> _What is being asked_: An exact copy of every record is needed.

> _Records_:
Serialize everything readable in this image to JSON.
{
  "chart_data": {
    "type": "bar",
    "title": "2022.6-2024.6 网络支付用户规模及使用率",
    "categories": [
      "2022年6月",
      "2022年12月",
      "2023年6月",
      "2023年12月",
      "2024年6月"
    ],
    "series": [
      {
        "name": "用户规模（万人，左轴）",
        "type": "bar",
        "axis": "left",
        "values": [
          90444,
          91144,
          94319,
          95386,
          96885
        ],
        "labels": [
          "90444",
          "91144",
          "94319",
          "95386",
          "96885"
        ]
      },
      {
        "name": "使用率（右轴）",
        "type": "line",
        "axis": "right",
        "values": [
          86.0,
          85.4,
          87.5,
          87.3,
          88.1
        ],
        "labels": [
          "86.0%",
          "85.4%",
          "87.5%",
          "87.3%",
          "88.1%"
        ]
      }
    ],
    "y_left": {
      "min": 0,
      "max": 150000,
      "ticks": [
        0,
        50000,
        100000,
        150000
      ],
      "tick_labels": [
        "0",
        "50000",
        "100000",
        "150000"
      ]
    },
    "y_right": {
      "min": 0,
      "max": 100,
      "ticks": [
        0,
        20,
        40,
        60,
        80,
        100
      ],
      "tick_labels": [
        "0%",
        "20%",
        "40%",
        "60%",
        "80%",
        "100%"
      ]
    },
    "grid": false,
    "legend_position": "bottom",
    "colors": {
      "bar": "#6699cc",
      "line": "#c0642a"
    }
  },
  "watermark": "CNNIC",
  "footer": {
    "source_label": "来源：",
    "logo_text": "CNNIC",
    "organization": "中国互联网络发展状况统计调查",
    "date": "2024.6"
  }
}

> _Final result_:
Serialize everything readable in this image to JSON.
{
  "chart_data": {
    "type": "bar",
    "title": "2022.6-2024.6 网络支付用户规模及使用率",
    "categories": [
      "2022年6月",
      "2022年12月",
      "2023年6月",
      "2023年12月",
      "2024年6月"
    ],
    "series": [
      {
        "name": "用户规模（万人，左轴）",
        "type": "bar",
        "axis": "left",
        "values": [
          90444,
          91144,
          94319,
          95386,
          96885
        ],
        "labels": [
          "90444",
          "91144",
          "94319",
          "95386",
          "96885"
        ]
      },
      {
        "name": "使用率（右轴）",
        "type": "line",
        "axis": "right",
        "values": [
          86.0,
          85.4,
          87.5,
          87.3,
          88.1
        ],
        "labels": [
          "86.0%",
          "85.4%",
          "87.5%",
          "87.3%",
          "88.1%"
        ]
      }
    ],
    "y_left": {
      "min": 0,
      "max": 150000,
      "ticks": [
        0,
        50000,
        100000,
        150000
      ],
      "tick_labels": [
        "0",
        "50000",
        "100000",
        "150000"
      ]
    },
    "y_right": {
      "min": 0,
      "max": 100,
      "ticks": [
        0,
        20,
        40,
        60,
        80,
        100
      ],
      "tick_labels": [
        "0%",
        "20%",
        "40%",
        "60%",
        "80%",
        "100%"
      ]
    },
    "grid": false,
    "legend_position": "bottom",
    "colors": {
      "bar": "#6699cc",
      "line": "#c0642a"
    }
  },
  "watermark": "CNNIC",
  "footer": {
    "source_label": "来源：",
    "logo_text": "CNNIC",
    "organization": "中国互联网络发展状况统计调查",
    "date": "2024.6"
  }
}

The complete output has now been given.